Requirement: Scan the records below for lines with the word "dniu", then state how many you find and nothing else.

Given records:
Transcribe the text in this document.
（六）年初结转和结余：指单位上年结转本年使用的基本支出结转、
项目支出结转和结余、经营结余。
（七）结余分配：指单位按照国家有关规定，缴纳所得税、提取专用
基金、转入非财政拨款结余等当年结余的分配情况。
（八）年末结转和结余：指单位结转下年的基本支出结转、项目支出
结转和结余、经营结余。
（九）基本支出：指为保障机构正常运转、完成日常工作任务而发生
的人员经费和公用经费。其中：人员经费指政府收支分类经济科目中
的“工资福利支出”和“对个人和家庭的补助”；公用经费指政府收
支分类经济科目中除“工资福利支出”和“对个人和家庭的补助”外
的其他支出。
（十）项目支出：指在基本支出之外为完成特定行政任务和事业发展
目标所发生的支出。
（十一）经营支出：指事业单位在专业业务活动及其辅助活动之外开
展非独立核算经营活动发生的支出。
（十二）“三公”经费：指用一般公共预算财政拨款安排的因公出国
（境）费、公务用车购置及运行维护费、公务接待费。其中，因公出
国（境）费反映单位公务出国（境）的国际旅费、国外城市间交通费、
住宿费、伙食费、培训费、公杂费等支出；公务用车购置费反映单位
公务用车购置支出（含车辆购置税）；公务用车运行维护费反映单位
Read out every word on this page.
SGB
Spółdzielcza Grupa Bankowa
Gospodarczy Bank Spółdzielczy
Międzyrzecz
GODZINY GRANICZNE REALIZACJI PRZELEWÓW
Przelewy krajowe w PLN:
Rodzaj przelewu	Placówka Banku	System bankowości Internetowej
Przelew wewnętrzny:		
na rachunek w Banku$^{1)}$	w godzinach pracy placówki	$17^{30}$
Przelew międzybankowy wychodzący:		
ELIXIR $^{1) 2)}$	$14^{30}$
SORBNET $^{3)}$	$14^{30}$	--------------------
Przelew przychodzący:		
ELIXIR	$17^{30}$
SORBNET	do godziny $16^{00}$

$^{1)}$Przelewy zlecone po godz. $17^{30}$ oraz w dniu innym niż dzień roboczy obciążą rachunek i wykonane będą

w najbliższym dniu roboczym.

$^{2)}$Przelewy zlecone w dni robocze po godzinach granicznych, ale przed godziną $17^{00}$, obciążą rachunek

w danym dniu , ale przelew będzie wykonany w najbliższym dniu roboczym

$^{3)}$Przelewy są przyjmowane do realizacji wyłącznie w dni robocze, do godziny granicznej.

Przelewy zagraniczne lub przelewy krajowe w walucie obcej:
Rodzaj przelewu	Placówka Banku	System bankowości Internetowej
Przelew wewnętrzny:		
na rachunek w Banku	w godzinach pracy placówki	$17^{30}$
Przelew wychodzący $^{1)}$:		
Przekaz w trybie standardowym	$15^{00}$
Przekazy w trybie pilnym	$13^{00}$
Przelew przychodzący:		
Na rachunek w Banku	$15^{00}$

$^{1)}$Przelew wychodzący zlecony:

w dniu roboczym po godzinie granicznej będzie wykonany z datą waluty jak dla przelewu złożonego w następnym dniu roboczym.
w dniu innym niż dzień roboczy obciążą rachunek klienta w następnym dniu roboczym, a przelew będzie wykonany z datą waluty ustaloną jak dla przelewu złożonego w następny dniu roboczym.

Result below: 5